Task to carry out => Your task is to transcribe the data in full.

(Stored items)
━━━━━━━━━━
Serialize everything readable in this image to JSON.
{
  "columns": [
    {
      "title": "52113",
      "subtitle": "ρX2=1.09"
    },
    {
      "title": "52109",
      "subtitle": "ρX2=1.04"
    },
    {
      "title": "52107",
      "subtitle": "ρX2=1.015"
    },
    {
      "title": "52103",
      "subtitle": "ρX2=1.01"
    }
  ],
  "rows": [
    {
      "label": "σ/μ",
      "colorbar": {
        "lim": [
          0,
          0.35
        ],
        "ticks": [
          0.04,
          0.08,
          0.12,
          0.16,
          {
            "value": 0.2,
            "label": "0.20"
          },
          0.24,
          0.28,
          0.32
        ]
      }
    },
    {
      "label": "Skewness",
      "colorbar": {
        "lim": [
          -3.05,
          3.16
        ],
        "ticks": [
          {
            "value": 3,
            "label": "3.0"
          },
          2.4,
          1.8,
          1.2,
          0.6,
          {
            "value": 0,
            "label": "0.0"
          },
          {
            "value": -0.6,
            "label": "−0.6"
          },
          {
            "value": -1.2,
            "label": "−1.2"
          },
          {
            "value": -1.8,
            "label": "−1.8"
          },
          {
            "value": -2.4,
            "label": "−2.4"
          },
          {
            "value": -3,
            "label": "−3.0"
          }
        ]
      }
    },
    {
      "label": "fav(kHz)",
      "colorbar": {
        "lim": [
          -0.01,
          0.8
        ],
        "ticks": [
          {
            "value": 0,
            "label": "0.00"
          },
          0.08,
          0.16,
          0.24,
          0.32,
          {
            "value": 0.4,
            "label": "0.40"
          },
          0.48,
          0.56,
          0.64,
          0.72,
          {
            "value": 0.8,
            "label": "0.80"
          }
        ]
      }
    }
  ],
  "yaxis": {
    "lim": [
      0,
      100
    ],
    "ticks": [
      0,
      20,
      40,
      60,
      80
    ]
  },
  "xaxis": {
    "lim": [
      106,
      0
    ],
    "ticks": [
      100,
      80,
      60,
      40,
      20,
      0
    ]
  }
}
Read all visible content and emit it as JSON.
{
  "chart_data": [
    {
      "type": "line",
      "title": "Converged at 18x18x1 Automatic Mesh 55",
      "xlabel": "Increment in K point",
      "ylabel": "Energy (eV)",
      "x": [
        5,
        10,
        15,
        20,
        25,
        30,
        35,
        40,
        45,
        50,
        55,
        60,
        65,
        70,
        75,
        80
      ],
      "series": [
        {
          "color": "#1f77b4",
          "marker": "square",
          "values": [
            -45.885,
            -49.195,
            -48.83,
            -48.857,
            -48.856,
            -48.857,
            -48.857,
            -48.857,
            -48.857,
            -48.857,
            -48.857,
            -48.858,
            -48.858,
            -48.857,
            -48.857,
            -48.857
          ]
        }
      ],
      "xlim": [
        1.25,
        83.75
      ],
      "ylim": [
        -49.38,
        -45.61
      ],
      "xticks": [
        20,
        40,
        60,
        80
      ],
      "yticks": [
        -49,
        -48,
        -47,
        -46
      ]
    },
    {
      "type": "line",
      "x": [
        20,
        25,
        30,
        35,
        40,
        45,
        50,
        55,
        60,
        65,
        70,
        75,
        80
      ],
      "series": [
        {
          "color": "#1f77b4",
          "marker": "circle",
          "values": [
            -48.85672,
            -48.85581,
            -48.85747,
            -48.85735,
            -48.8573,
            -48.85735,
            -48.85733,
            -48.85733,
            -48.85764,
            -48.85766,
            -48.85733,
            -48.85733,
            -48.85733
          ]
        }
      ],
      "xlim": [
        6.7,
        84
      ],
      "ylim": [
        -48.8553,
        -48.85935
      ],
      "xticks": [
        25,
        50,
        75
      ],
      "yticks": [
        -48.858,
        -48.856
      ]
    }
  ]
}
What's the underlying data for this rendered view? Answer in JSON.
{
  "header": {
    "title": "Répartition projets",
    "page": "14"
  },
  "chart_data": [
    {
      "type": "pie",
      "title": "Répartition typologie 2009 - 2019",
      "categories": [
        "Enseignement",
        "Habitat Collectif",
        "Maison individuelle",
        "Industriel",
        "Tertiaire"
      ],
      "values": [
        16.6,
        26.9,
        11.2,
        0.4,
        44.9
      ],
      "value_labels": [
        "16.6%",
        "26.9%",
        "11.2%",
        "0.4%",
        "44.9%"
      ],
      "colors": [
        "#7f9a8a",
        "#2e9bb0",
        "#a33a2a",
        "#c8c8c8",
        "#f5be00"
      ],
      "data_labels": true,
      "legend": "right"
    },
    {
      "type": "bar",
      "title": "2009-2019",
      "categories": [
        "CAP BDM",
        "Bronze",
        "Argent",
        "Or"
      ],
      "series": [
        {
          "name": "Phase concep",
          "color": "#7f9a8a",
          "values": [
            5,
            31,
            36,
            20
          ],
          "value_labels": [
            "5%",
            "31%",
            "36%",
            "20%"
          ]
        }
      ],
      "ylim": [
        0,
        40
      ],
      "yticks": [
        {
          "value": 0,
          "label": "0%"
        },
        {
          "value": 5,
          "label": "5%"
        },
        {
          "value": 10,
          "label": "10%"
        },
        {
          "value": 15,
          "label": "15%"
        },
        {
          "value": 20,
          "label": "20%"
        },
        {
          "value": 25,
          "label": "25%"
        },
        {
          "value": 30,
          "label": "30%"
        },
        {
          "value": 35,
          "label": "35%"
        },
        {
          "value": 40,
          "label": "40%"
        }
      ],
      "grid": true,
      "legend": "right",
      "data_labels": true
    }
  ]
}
━━━━━━━━━━
Response to the task =>
Serialize everything readable in this image to JSON.
{
  "columns": [
    {
      "title": "52113",
      "subtitle": "ρX2=1.09"
    },
    {
      "title": "52109",
      "subtitle": "ρX2=1.04"
    },
    {
      "title": "52107",
      "subtitle": "ρX2=1.015"
    },
    {
      "title": "52103",
      "subtitle": "ρX2=1.01"
    }
  ],
  "rows": [
    {
      "label": "σ/μ",
      "colorbar": {
        "lim": [
          0,
          0.35
        ],
        "ticks": [
          0.04,
          0.08,
          0.12,
          0.16,
          {
            "value": 0.2,
            "label": "0.20"
          },
          0.24,
          0.28,
          0.32
        ]
      }
    },
    {
      "label": "Skewness",
      "colorbar": {
        "lim": [
          -3.05,
          3.16
        ],
        "ticks": [
          {
            "value": 3,
            "label": "3.0"
          },
          2.4,
          1.8,
          1.2,
          0.6,
          {
            "value": 0,
            "label": "0.0"
          },
          {
            "value": -0.6,
            "label": "−0.6"
          },
          {
            "value": -1.2,
            "label": "−1.2"
          },
          {
            "value": -1.8,
            "label": "−1.8"
          },
          {
            "value": -2.4,
            "label": "−2.4"
          },
          {
            "value": -3,
            "label": "−3.0"
          }
        ]
      }
    },
    {
      "label": "fav(kHz)",
      "colorbar": {
        "lim": [
          -0.01,
          0.8
        ],
        "ticks": [
          {
            "value": 0,
            "label": "0.00"
          },
          0.08,
          0.16,
          0.24,
          0.32,
          {
            "value": 0.4,
            "label": "0.40"
          },
          0.48,
          0.56,
          0.64,
          0.72,
          {
            "value": 0.8,
            "label": "0.80"
          }
        ]
      }
    }
  ],
  "yaxis": {
    "lim": [
      0,
      100
    ],
    "ticks": [
      0,
      20,
      40,
      60,
      80
    ]
  },
  "xaxis": {
    "lim": [
      106,
      0
    ],
    "ticks": [
      100,
      80,
      60,
      40,
      20,
      0
    ]
  }
}
Read all visible content and emit it as JSON.
{
  "chart_data": [
    {
      "type": "line",
      "title": "Converged at 18x18x1 Automatic Mesh 55",
      "xlabel": "Increment in K point",
      "ylabel": "Energy (eV)",
      "x": [
        5,
        10,
        15,
        20,
        25,
        30,
        35,
        40,
        45,
        50,
        55,
        60,
        65,
        70,
        75,
        80
      ],
      "series": [
        {
          "color": "#1f77b4",
          "marker": "square",
          "values": [
            -45.885,
            -49.195,
            -48.83,
            -48.857,
            -48.856,
            -48.857,
            -48.857,
            -48.857,
            -48.857,
            -48.857,
            -48.857,
            -48.858,
            -48.858,
            -48.857,
            -48.857,
            -48.857
          ]
        }
      ],
      "xlim": [
        1.25,
        83.75
      ],
      "ylim": [
        -49.38,
        -45.61
      ],
      "xticks": [
        20,
        40,
        60,
        80
      ],
      "yticks": [
        -49,
        -48,
        -47,
        -46
      ]
    },
    {
      "type": "line",
      "x": [
        20,
        25,
        30,
        35,
        40,
        45,
        50,
        55,
        60,
        65,
        70,
        75,
        80
      ],
      "series": [
        {
          "color": "#1f77b4",
          "marker": "circle",
          "values": [
            -48.85672,
            -48.85581,
            -48.85747,
            -48.85735,
            -48.8573,
            -48.85735,
            -48.85733,
            -48.85733,
            -48.85764,
            -48.85766,
            -48.85733,
            -48.85733,
            -48.85733
          ]
        }
      ],
      "xlim": [
        6.7,
        84
      ],
      "ylim": [
        -48.8553,
        -48.85935
      ],
      "xticks": [
        25,
        50,
        75
      ],
      "yticks": [
        -48.858,
        -48.856
      ]
    }
  ]
}
What's the underlying data for this rendered view? Answer in JSON.
{
  "header": {
    "title": "Répartition projets",
    "page": "14"
  },
  "chart_data": [
    {
      "type": "pie",
      "title": "Répartition typologie 2009 - 2019",
      "categories": [
        "Enseignement",
        "Habitat Collectif",
        "Maison individuelle",
        "Industriel",
        "Tertiaire"
      ],
      "values": [
        16.6,
        26.9,
        11.2,
        0.4,
        44.9
      ],
      "value_labels": [
        "16.6%",
        "26.9%",
        "11.2%",
        "0.4%",
        "44.9%"
      ],
      "colors": [
        "#7f9a8a",
        "#2e9bb0",
        "#a33a2a",
        "#c8c8c8",
        "#f5be00"
      ],
      "data_labels": true,
      "legend": "right"
    },
    {
      "type": "bar",
      "title": "2009-2019",
      "categories": [
        "CAP BDM",
        "Bronze",
        "Argent",
        "Or"
      ],
      "series": [
        {
          "name": "Phase concep",
          "color": "#7f9a8a",
          "values": [
            5,
            31,
            36,
            20
          ],
          "value_labels": [
            "5%",
            "31%",
            "36%",
            "20%"
          ]
        }
      ],
      "ylim": [
        0,
        40
      ],
      "yticks": [
        {
          "value": 0,
          "label": "0%"
        },
        {
          "value": 5,
          "label": "5%"
        },
        {
          "value": 10,
          "label": "10%"
        },
        {
          "value": 15,
          "label": "15%"
        },
        {
          "value": 20,
          "label": "20%"
        },
        {
          "value": 25,
          "label": "25%"
        },
        {
          "value": 30,
          "label": "30%"
        },
        {
          "value": 35,
          "label": "35%"
        },
        {
          "value": 40,
          "label": "40%"
        }
      ],
      "grid": true,
      "legend": "right",
      "data_labels": true
    }
  ]
}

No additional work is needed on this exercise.